**WHAT IS BEING ASKED**
Within the entries below, find the lines that hold "kcal" and report only how many there are.

**RECORDS SUPPLIED**
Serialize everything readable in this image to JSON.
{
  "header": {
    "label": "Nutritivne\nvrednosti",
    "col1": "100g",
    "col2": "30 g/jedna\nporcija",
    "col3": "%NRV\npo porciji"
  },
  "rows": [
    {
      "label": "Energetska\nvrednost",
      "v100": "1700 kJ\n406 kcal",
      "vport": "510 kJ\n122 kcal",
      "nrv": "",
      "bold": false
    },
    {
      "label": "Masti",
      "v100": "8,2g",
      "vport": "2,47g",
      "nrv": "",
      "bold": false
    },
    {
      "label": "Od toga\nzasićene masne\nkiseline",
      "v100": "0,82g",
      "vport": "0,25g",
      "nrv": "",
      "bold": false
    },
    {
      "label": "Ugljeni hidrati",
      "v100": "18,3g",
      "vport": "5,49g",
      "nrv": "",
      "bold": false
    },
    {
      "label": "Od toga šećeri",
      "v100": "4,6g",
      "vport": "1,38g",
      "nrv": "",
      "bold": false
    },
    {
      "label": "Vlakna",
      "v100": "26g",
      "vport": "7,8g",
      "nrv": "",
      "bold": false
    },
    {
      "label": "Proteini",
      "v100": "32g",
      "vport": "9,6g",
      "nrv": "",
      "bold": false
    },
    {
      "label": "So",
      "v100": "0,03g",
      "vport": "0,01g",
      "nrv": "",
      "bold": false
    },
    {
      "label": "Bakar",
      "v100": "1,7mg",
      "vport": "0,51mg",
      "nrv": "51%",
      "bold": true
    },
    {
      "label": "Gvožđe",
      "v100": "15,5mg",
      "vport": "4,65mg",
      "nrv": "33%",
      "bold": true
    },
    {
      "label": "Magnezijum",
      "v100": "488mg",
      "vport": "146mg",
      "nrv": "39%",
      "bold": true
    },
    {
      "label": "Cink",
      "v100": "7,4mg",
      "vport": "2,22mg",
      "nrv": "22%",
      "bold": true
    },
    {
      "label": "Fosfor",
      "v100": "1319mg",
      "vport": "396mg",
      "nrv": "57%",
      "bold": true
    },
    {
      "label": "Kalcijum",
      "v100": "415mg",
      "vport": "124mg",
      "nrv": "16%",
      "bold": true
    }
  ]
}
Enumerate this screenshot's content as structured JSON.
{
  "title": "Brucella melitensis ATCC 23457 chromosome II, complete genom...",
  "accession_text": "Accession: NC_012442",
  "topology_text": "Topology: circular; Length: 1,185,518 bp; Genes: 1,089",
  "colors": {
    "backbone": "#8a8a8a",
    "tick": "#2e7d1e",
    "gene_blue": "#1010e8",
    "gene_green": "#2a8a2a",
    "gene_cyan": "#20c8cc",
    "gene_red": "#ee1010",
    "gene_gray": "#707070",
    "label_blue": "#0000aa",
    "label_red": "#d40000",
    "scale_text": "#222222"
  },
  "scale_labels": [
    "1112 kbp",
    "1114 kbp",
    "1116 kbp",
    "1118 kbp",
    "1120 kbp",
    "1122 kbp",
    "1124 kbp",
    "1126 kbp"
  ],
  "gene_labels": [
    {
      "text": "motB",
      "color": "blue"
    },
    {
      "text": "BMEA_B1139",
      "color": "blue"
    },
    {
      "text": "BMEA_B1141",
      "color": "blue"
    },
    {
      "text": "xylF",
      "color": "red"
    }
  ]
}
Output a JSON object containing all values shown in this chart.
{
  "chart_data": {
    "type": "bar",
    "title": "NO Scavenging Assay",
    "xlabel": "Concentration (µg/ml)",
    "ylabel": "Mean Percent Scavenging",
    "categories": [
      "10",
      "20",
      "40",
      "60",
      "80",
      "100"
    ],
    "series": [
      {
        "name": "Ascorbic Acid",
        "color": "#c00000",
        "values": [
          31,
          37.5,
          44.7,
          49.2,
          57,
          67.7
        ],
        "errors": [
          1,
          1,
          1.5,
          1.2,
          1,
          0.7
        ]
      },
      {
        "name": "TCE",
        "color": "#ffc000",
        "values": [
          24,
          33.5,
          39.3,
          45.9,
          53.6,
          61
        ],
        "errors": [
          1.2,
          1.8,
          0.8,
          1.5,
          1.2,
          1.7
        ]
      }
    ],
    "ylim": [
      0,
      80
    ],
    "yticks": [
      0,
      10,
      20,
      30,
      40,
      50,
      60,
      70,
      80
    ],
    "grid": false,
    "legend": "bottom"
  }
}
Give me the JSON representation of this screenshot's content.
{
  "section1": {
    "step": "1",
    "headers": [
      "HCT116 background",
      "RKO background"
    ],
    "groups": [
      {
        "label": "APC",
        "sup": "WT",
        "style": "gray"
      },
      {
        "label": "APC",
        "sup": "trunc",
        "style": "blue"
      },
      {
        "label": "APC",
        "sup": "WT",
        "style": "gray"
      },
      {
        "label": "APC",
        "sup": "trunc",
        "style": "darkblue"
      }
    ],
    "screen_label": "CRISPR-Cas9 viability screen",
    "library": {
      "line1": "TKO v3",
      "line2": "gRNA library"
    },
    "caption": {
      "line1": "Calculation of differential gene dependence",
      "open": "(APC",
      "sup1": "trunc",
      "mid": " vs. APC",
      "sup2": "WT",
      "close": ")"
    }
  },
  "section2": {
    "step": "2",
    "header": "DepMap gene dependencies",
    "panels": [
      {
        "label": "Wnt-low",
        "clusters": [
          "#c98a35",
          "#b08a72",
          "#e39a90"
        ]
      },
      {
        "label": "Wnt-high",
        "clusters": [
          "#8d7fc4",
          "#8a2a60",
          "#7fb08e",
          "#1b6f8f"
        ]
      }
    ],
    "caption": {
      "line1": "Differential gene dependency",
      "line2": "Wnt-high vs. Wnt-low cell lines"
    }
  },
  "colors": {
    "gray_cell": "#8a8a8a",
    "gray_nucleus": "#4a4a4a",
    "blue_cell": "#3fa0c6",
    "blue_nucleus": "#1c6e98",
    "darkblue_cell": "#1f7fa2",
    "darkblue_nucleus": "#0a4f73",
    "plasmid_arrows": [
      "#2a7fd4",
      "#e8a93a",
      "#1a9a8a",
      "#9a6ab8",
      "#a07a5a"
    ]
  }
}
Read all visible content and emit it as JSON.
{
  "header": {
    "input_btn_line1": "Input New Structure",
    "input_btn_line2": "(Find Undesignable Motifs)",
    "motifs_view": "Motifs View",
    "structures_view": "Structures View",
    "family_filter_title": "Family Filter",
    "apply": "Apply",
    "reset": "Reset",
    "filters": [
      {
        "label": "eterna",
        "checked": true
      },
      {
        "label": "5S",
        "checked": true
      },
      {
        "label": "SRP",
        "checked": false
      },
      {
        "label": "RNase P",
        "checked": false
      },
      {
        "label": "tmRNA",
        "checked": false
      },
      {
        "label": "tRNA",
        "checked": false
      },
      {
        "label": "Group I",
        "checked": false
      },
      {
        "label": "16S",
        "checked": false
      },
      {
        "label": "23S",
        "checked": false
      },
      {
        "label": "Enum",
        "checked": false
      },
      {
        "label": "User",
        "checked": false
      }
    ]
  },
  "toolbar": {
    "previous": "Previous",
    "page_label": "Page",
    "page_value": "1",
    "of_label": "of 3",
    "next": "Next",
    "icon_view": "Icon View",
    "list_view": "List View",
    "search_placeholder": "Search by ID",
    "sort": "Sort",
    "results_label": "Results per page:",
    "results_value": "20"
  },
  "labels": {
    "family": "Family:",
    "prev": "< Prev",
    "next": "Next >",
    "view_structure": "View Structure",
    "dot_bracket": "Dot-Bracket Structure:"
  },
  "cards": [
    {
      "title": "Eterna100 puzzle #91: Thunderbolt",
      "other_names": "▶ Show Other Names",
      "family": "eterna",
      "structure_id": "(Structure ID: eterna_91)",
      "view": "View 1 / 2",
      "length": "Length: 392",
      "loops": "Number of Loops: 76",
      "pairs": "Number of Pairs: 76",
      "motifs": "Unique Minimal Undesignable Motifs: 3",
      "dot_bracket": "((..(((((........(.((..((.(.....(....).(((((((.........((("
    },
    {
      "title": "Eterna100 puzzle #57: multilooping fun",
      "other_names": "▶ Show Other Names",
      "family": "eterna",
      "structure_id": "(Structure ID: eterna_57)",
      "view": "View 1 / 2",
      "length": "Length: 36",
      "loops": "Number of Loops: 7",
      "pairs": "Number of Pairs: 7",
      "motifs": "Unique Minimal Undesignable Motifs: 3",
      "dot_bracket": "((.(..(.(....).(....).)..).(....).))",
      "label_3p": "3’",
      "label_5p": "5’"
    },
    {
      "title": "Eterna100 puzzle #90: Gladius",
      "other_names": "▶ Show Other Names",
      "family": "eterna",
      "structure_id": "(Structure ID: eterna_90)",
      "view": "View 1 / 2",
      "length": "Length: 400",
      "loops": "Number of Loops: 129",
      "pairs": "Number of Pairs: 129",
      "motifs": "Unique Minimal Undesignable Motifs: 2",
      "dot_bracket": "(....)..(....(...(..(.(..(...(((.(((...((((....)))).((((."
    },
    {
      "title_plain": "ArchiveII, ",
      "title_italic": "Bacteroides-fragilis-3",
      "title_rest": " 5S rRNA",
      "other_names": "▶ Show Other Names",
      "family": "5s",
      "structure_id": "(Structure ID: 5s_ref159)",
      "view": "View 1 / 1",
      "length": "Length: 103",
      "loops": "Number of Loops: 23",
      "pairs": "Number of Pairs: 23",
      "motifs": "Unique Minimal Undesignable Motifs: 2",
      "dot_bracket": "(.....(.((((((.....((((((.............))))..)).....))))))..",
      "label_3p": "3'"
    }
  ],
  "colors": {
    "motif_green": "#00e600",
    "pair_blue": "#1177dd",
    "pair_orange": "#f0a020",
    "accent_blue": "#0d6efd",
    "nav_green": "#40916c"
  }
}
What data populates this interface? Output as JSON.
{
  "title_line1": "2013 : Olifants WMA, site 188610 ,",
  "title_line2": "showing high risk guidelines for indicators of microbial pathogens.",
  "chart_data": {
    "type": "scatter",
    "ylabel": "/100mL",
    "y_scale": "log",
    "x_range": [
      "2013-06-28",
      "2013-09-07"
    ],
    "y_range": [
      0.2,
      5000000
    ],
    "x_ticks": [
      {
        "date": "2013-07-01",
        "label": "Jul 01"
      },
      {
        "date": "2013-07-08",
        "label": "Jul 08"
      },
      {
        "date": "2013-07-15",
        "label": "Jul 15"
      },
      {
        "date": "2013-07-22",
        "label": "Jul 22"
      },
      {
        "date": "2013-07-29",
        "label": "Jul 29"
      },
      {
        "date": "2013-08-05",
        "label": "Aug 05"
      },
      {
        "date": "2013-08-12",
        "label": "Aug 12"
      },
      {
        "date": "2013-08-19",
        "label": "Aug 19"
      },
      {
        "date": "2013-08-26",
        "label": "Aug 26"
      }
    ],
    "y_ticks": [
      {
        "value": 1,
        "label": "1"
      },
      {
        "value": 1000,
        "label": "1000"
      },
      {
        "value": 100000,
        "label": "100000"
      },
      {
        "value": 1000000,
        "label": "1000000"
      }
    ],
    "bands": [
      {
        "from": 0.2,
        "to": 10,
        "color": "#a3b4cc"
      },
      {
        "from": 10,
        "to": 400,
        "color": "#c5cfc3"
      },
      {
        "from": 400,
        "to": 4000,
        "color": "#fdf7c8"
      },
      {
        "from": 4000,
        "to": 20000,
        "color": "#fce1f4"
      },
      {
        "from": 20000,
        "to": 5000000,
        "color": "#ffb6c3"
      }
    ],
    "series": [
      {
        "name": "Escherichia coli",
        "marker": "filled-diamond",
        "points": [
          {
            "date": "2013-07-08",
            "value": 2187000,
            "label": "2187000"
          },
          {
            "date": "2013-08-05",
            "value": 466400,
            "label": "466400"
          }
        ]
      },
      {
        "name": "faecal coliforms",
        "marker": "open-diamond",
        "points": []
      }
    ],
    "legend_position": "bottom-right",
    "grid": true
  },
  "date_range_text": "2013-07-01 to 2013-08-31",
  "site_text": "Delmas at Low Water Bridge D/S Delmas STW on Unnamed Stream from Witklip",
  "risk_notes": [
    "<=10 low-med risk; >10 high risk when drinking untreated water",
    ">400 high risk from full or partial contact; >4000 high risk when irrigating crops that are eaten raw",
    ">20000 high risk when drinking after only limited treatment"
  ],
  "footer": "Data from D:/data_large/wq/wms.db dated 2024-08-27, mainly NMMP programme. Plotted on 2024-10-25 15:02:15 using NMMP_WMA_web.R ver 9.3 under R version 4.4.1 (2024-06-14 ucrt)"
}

**RESPONSE TO THIS TASK**
2